Provided data start

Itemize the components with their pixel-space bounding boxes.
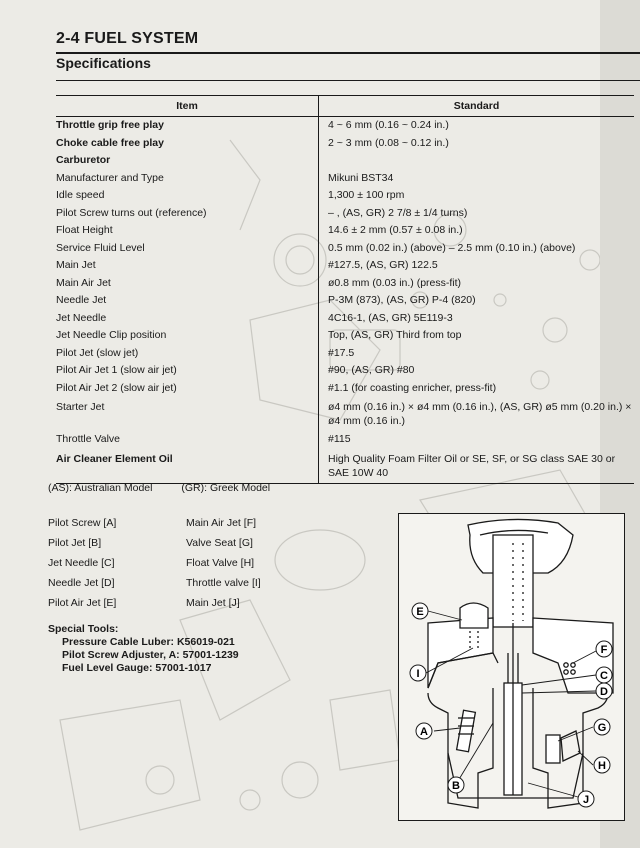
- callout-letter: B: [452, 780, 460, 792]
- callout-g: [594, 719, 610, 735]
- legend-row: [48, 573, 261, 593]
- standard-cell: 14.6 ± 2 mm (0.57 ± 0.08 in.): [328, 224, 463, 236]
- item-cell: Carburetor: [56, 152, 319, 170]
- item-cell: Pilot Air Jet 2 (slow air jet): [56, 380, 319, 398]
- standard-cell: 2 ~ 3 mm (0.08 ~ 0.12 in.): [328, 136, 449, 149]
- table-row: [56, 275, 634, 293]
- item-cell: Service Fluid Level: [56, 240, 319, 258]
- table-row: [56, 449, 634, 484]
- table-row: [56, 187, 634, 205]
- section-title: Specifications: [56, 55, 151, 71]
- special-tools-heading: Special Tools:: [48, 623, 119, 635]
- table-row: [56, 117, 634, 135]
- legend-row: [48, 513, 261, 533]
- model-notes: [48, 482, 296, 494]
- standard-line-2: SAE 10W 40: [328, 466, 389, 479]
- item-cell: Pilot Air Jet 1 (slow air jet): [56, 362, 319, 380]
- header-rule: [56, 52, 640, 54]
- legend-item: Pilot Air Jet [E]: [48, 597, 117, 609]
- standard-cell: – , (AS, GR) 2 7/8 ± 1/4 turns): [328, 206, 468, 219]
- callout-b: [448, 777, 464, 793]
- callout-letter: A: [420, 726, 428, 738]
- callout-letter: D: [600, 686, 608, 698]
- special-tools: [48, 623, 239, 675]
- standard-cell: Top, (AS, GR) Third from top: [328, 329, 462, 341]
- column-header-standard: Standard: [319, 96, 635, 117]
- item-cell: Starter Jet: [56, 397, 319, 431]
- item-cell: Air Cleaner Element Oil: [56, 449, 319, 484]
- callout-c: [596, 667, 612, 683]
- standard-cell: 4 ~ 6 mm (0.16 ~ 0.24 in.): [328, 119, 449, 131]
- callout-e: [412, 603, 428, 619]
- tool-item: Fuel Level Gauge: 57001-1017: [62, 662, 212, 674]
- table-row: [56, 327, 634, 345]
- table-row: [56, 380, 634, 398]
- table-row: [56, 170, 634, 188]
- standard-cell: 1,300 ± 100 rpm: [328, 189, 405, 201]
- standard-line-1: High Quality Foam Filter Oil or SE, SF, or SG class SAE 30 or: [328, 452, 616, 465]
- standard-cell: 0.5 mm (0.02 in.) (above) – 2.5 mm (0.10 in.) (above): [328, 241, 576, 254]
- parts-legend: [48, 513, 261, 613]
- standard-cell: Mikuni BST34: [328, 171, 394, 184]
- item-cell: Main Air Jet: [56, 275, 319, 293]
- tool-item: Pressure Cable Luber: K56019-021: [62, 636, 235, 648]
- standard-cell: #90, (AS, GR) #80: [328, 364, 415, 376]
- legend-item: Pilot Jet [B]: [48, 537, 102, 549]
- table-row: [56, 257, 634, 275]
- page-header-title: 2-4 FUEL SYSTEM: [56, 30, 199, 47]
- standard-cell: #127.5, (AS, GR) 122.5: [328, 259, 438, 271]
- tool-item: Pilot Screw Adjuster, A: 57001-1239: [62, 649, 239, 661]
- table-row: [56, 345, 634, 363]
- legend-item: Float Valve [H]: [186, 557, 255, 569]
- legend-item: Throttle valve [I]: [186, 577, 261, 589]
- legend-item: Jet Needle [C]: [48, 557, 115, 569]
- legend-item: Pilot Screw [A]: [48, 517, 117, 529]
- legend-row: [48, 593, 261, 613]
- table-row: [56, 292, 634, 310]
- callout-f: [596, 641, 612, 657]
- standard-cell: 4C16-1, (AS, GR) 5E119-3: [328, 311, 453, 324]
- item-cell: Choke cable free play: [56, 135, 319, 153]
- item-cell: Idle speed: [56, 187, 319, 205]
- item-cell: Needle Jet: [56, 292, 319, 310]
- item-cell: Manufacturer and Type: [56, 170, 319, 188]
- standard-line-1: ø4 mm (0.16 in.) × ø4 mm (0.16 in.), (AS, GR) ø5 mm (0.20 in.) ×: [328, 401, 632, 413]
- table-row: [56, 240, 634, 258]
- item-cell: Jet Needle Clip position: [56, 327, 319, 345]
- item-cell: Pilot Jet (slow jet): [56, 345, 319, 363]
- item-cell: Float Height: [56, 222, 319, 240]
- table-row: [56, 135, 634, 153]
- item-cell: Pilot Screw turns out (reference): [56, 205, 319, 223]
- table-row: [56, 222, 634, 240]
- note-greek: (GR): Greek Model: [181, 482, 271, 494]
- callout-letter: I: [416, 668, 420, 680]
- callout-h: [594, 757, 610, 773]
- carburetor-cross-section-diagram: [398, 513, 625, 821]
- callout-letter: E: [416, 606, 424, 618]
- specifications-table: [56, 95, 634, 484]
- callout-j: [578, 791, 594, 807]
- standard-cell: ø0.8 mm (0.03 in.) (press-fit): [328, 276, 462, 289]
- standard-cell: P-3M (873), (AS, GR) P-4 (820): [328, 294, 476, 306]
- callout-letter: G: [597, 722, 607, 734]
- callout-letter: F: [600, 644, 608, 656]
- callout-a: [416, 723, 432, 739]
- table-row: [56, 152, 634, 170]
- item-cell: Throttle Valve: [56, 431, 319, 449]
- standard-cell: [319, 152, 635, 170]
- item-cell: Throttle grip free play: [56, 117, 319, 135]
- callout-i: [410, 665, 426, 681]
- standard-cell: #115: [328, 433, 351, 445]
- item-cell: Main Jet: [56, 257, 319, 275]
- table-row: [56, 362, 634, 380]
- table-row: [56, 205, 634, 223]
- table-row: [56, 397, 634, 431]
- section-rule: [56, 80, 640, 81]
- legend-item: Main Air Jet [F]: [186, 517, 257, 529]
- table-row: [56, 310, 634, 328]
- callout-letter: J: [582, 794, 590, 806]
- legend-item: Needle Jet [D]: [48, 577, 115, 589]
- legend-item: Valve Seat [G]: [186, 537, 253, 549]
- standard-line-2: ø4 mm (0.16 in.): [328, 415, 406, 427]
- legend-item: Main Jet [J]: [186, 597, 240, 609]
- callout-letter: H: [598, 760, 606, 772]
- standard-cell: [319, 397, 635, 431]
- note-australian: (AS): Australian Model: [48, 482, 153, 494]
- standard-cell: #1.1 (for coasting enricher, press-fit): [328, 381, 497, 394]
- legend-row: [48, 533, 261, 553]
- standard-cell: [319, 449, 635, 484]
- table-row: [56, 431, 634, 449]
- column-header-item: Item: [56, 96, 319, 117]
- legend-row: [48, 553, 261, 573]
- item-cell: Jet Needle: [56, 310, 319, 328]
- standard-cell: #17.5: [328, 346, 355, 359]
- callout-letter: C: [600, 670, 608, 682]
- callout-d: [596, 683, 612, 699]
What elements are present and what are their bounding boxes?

Provided data end

**Task instructions**
Recast the lines above, beginning with the line that contains "- callout-letter: B: [452, 780, 460, 792]" and ending with the line that contains "- standard-cell: –", both included, as a JSON list of strings with one string per line and blank lines omitted.

**Complete response**
[
  "- callout-letter: B: [452, 780, 460, 792]",
  "- callout-g: [594, 719, 610, 735]",
  "- legend-row: [48, 573, 261, 593]",
  "- standard-cell: 14.6 ± 2 mm (0.57 ± 0.08 in.): [328, 224, 463, 236]",
  "- item-cell: Carburetor: [56, 152, 319, 170]",
  "- item-cell: Pilot Air Jet 2 (slow air jet): [56, 380, 319, 398]",
  "- standard-cell: 2 ~ 3 mm (0.08 ~ 0.12 in.): [328, 136, 449, 149]",
  "- table-row: [56, 275, 634, 293]",
  "- item-cell: Service Fluid Level: [56, 240, 319, 258]",
  "- table-row: [56, 449, 634, 484]",
  "- table-row: [56, 187, 634, 205]",
  "- section-title: Specifications: [56, 55, 151, 71]",
  "- special-tools-heading: Special Tools:: [48, 623, 119, 635]",
  "- table-row: [56, 117, 634, 135]",
  "- legend-row: [48, 513, 261, 533]",
  "- model-notes: [48, 482, 296, 494]",
  "- standard-line-2: SAE 10W 40: [328, 466, 389, 479]",
  "- item-cell: Pilot Air Jet 1 (slow air jet): [56, 362, 319, 380]",
  "- header-rule: [56, 52, 640, 54]",
  "- legend-item: Pilot Air Jet [E]: [48, 597, 117, 609]",
  "- standard-cell: – , (AS, GR) 2 7/8 ± 1/4 turns): [328, 206, 468, 219]"
]